= TASK DESCRIPTION =
In the listing below, pick out lines with "this".

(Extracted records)

* start *

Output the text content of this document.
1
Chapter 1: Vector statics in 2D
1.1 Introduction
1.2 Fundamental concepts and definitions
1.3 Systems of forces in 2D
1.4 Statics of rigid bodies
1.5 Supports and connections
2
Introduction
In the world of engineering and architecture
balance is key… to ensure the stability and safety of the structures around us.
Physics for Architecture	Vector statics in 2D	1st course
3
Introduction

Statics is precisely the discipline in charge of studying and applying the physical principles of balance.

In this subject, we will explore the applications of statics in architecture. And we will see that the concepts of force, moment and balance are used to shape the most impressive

* end *
* start *

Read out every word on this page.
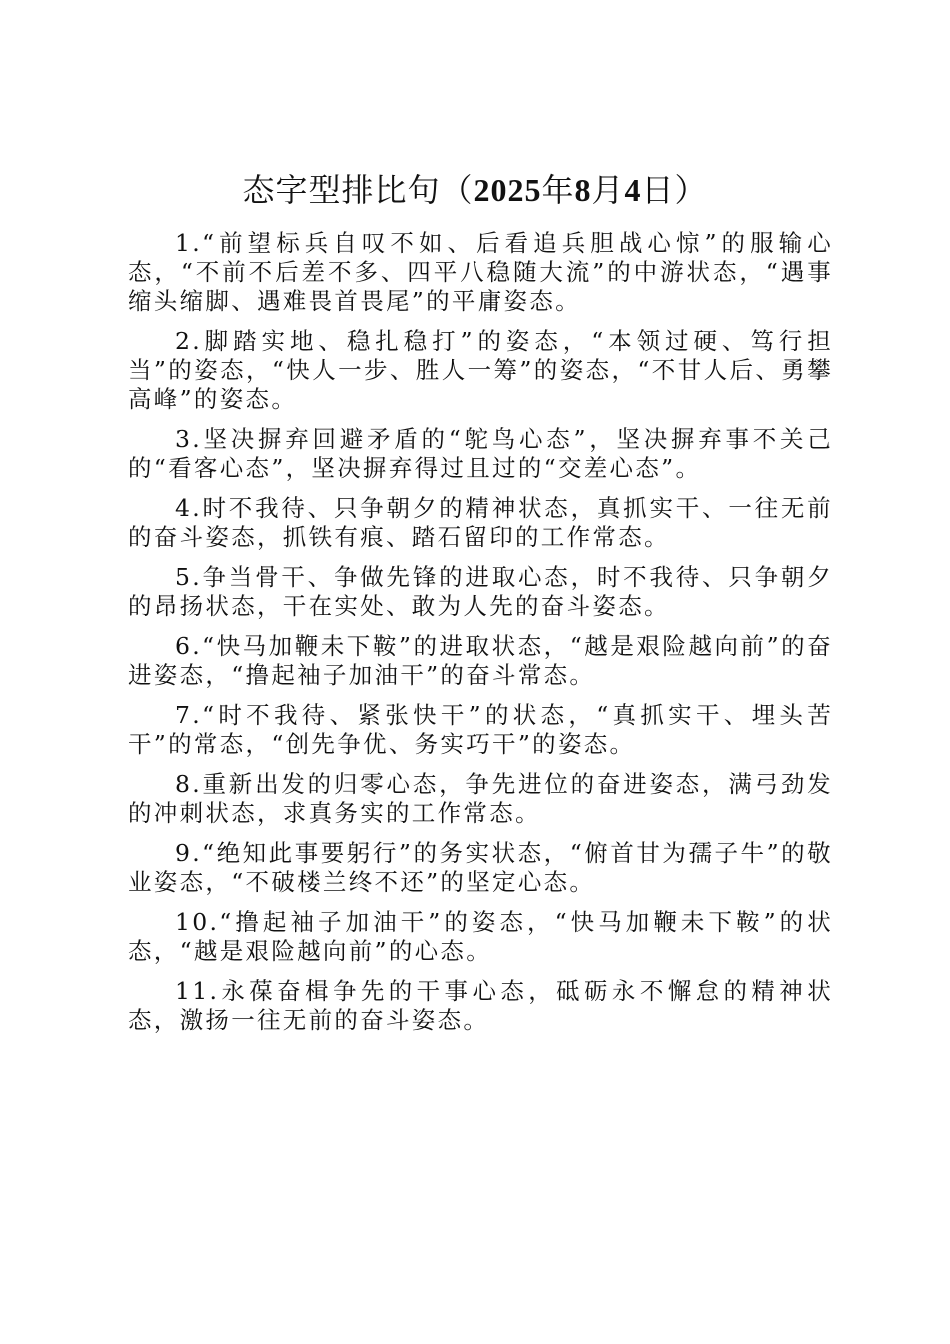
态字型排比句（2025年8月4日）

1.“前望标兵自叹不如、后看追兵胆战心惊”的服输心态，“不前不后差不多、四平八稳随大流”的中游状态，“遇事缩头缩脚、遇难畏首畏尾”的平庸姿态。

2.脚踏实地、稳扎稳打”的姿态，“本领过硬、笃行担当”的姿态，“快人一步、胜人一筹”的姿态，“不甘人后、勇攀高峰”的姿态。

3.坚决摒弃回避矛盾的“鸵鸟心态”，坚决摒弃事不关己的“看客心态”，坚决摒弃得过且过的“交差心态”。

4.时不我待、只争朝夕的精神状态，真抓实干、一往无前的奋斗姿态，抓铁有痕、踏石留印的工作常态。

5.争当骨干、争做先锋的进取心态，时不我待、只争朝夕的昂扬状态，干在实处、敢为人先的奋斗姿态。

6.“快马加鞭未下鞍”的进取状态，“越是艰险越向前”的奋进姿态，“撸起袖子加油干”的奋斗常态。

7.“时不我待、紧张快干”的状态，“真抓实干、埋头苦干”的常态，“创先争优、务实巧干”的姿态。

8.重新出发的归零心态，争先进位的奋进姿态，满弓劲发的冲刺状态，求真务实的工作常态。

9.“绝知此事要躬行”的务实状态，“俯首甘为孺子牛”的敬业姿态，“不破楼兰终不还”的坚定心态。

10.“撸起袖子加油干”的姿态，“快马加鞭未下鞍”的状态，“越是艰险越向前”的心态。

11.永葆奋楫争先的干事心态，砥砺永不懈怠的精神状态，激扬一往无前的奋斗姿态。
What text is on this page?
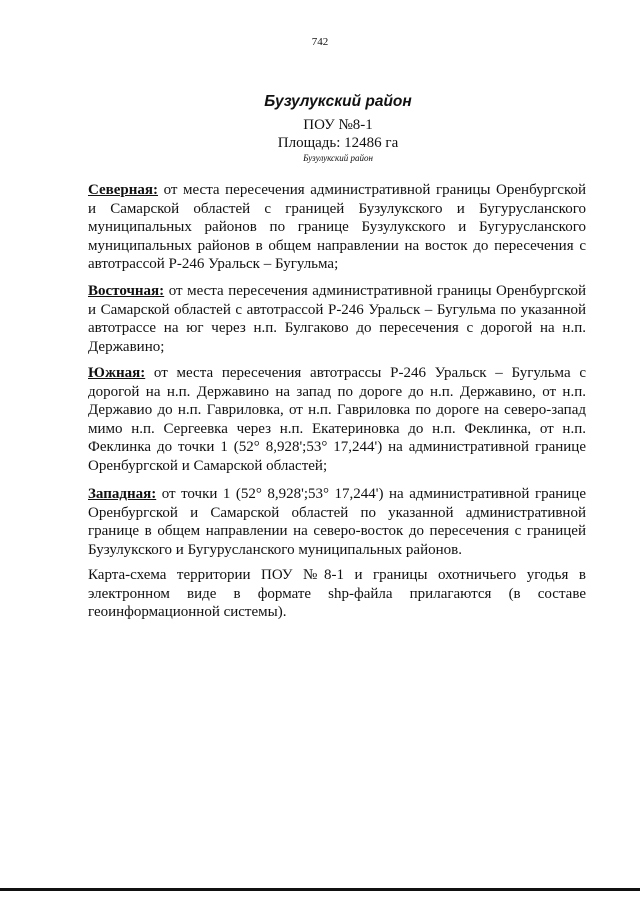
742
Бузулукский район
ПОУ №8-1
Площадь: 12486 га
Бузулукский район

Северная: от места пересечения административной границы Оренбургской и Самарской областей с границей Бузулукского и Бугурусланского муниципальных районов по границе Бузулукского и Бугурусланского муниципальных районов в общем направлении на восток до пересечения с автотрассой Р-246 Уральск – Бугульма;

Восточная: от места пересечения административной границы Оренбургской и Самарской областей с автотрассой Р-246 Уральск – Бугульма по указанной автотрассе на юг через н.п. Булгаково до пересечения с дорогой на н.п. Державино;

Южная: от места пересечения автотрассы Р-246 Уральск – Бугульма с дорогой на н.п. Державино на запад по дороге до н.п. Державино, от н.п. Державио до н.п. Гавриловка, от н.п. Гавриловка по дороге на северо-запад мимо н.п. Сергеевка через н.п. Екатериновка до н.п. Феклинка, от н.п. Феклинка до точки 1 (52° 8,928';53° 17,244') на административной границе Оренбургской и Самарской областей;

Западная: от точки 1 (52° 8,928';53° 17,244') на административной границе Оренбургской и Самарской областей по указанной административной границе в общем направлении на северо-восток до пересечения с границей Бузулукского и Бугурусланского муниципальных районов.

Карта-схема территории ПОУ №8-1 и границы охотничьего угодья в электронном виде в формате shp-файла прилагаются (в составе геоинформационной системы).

* end *

= EXERCISE ANSWER =
Output the text content of this document.
In this subject, we will explore the applications of statics in architecture. And we will see that the concepts of force, moment and balance are used to shape the most impressive
Read out every word on this page.
What text is on this page?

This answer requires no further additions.